### SHORT PROBLEM
In the records that follow, locate every line with "Initialization" and extract it.

### DATA LISTING
++++++++++++++++++++
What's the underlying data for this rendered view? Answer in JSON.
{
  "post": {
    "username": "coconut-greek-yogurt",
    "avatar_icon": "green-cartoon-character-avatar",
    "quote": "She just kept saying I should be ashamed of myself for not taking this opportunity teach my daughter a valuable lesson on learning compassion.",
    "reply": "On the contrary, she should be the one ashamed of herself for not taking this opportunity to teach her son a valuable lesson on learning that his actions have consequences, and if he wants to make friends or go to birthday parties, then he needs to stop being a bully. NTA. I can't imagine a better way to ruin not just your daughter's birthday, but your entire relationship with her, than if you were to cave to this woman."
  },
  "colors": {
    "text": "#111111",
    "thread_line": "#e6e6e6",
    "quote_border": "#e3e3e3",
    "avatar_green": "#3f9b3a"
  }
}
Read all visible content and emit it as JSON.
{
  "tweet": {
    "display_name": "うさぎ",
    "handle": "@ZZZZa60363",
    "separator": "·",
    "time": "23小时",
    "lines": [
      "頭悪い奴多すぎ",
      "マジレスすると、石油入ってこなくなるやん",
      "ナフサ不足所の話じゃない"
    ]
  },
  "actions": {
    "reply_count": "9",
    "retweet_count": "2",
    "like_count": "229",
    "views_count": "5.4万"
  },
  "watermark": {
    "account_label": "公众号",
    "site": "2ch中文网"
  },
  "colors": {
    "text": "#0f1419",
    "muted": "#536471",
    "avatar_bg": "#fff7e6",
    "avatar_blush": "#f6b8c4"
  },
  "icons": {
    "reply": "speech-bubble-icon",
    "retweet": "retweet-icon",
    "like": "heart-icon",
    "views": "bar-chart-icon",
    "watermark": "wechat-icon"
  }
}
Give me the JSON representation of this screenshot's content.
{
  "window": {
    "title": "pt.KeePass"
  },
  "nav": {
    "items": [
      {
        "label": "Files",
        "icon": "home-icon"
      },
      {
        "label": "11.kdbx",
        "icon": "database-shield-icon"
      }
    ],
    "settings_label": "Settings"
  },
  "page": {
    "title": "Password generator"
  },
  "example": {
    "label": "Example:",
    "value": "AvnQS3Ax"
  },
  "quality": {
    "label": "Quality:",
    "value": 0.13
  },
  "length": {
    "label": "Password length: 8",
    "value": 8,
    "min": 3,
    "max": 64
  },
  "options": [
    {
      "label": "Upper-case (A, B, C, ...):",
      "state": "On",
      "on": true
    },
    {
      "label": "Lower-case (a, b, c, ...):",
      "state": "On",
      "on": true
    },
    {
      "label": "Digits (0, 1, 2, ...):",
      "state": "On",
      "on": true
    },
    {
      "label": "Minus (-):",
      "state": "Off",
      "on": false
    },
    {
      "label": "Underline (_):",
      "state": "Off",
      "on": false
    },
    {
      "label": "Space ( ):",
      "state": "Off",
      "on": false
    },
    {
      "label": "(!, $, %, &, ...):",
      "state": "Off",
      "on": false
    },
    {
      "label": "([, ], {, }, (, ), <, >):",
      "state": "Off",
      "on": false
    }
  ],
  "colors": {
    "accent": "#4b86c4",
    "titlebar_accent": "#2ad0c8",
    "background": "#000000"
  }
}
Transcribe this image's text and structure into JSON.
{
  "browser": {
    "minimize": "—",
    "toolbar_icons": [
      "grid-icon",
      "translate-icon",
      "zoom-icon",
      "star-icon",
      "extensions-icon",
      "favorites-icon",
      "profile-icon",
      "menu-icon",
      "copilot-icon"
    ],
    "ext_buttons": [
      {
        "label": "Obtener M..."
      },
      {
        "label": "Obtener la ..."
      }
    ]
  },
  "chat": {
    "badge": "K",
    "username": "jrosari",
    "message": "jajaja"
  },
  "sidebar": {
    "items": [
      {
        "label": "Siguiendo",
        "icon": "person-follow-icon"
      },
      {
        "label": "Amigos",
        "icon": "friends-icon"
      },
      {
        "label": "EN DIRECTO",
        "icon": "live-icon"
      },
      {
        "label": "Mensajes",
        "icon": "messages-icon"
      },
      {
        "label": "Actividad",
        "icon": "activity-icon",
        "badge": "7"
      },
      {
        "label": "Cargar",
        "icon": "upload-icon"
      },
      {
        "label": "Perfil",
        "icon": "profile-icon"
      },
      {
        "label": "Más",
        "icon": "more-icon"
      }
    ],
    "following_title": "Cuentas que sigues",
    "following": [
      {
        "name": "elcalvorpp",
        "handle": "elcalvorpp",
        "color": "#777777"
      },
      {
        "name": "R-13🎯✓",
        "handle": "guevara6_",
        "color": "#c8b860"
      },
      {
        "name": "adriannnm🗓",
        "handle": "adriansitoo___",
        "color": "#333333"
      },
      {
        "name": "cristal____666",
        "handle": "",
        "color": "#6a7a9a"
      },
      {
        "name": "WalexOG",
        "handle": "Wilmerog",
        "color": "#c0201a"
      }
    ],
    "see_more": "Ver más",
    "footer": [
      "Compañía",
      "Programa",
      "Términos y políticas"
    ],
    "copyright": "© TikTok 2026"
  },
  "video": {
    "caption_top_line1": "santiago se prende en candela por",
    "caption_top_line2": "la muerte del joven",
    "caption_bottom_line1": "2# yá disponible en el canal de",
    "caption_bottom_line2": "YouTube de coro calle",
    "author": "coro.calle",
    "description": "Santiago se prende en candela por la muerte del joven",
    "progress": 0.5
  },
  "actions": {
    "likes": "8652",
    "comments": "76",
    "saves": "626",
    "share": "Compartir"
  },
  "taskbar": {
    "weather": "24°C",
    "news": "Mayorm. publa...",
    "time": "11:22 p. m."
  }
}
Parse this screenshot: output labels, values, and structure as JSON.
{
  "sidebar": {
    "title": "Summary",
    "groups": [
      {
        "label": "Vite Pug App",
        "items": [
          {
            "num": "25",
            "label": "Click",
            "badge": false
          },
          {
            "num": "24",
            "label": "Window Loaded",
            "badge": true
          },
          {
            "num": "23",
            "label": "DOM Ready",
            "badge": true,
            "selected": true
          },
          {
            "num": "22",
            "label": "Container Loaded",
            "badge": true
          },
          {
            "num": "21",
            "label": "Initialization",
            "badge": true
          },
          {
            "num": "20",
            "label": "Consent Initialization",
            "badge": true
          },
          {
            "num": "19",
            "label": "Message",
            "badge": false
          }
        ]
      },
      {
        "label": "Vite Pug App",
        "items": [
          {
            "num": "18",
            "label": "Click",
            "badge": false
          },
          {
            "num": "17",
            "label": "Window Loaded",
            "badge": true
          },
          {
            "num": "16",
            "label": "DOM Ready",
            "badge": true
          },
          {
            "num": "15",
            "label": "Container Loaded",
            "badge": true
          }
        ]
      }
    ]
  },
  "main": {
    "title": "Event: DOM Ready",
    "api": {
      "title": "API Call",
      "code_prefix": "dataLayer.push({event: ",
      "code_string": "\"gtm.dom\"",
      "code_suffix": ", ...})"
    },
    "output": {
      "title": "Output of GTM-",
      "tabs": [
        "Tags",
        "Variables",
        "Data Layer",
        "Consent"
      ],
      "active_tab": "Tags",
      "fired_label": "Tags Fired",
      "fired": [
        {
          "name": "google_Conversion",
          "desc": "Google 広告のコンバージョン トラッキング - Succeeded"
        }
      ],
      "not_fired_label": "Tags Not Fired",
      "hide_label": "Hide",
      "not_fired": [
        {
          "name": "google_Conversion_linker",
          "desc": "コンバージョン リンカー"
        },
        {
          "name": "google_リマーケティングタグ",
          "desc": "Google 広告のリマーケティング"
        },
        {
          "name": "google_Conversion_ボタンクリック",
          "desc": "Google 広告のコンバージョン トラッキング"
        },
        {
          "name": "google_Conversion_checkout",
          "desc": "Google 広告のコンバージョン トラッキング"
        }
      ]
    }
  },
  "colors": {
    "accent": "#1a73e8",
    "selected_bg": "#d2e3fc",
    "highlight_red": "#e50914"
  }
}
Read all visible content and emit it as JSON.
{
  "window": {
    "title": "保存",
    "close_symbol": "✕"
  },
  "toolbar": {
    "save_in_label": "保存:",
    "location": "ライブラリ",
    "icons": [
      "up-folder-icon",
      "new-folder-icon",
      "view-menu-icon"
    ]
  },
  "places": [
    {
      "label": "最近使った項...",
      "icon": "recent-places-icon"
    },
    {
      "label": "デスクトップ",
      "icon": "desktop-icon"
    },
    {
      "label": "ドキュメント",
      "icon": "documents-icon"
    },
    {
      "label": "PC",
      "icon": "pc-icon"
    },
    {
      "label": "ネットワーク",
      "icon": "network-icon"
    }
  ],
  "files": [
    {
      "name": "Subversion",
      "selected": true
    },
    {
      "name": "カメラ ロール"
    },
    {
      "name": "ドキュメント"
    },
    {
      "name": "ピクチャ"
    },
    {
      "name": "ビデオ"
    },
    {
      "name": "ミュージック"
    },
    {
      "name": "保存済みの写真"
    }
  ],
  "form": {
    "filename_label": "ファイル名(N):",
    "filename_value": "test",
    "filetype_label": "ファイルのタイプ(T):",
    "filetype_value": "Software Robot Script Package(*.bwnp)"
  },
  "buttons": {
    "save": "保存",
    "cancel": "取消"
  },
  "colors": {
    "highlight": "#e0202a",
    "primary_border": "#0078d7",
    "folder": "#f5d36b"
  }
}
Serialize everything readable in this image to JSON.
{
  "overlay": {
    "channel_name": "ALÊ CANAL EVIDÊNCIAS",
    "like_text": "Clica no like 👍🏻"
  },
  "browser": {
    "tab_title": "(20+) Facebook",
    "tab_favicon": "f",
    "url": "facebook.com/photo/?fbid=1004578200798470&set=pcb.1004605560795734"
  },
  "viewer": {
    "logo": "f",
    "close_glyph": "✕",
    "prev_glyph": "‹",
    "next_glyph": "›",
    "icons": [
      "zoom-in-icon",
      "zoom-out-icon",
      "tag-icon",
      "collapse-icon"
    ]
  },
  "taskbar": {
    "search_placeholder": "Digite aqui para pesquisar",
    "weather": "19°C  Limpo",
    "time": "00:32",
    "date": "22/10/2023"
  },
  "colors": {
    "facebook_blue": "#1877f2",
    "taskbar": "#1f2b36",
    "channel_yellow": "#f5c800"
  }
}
++++++++++++++++++++
### WRITTEN ANSWER
            "label": "Initialization",
            "label": "Consent Initialization",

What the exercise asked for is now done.